_抜粋_
--*--

説明

タブレット

【課題】外殻と内部域との密着性が良く、割れや剥がれが発生しづらいタブレットを提供すること。
【解決手段】タブレット1は、粉末成分が圧縮成型されてなる内部域3と、該粉末とは異なる成分を含む外殻2とが一体成型されてなる。外殻2は、超音波振動により溶融可能な成分により形成されている。外殻2と内部域3とは、超音波振動を与えながら一体成型されていることが好ましい。このタブレット1は、原料粉末を含む混合物をタブレット成型用金型内に充填し、成型用杵を介して該混合物に超音波振動を与えながら圧縮を加えることで製造される。前記混合物を前記金型内に充填するに先立ち、該金型内及び前記成型用杵の杵面に、超音波振動により溶融可能な成分を付着させておく。

【発明の詳細な説明】
【技術分野】
【0001】
本発明は、粉末の圧縮成型物からなるタブレット(錠剤)に関する。
【背景技術】
【0002】
薬剤等の有効成分を含む粉末原料を圧縮成型して製造されるタブレットは、以下の(1)〜(3)に示すような目的でタブレット表面に皮膜を形成することがある。
(1)光、酸素、湿気などによる薬剤の変質及び劣化の防止
(2)物理的保護膜の形成、ダストの付着防止
(3)体内での薬物放出の制御(DDS)、即ち、腸溶性、持効性、複効性等の付与
【0003】
前記の皮膜を形成するために使用される原料としては、例えば白糖、グラニュー糖、乳糖、マルチトール、ヒドロキシプロピルメチルセルロース(HPMC)、ヒドロキシプロピルセルロース(HPC)などがある。皮膜を形成する方法として一般によく使用されるのはパンコーティング法である。この方法は、回転ドラム(パン)にタブレットを投入し、パン内で転動するタブレットにコーティング液をスプレーする方式である。この方式の問題点として、以下の1)〜4)等がある。

--*--

_課題の要件_
1. 抜粋のうち、「(1)光、酸素、湿気などによる薬剤の変質及び劣化の防止」から「問題点として、以下の1)〜4)等がある。」に至るまでの全体を一字一句違えずに書き写してください。
2. 抜粋に基づいて次の問いに答えてください。
(a) 外殻は、何によって溶融可能な成分で形成されていますか。
(b) 皮膜を形成する方法として一般によく使用されるのは何という方法ですか。
(c) 本発明は、何からなるタブレットに関するものですか。
一覧は抜粋とは別個の資料です。

_データ欄_

--*--

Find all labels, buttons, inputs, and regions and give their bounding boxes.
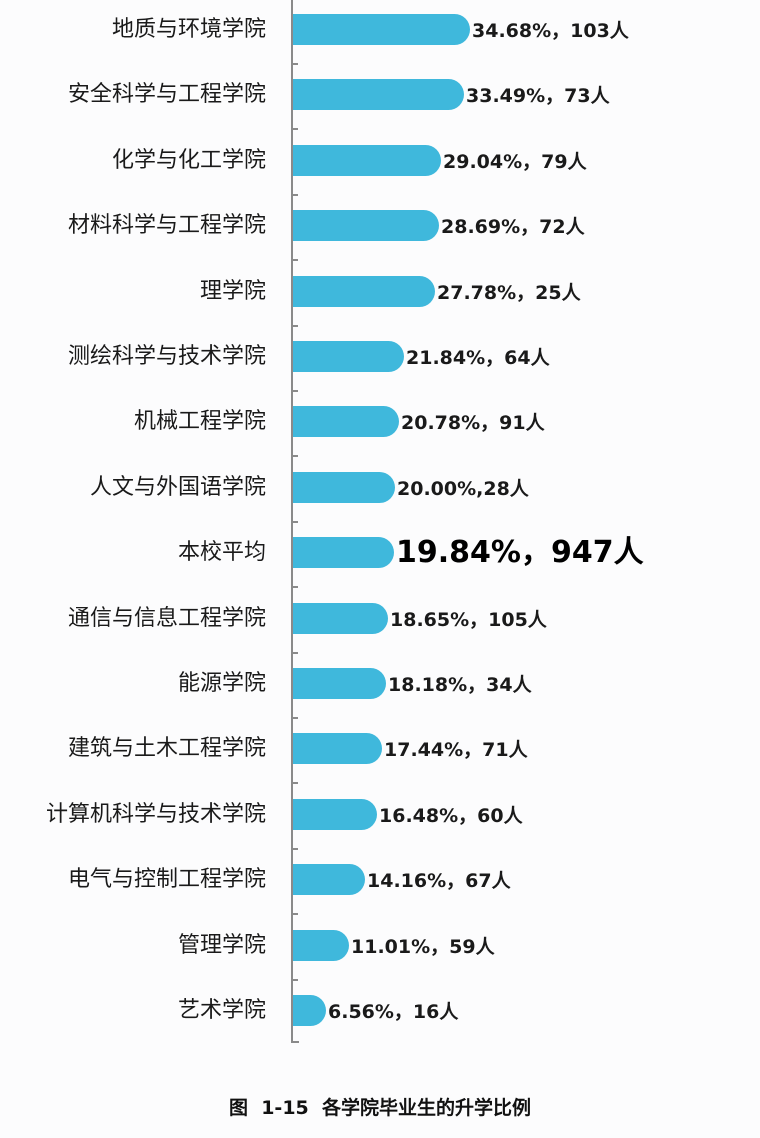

--*--

_各課題の解答_
1.
(1)光、酸素、湿気などによる薬剤の変質及び劣化の防止
(2)物理的保護膜の形成、ダストの付着防止
(3)体内での薬物放出の制御(DDS)、即ち、腸溶性、持効性、複効性等の付与
【0003】
前記の皮膜を形成するために使用される原料としては、例えば白糖、グラニュー糖、乳糖、マルチトール、ヒドロキシプロピルメチルセルロース(HPMC)、ヒドロキシプロピルセルロース(HPC)などがある。皮膜を形成する方法として一般によく使用されるのはパンコーティング法である。この方法は、回転ドラム(パン)にタブレットを投入し、パン内で転動するタブレットにコーティング液をスプレーする方式である。この方式の問題点として、以下の1)〜4)等がある。

2.
(a) 超音波振動
(b) パンコーティング法
(c) 粉末の圧縮成型物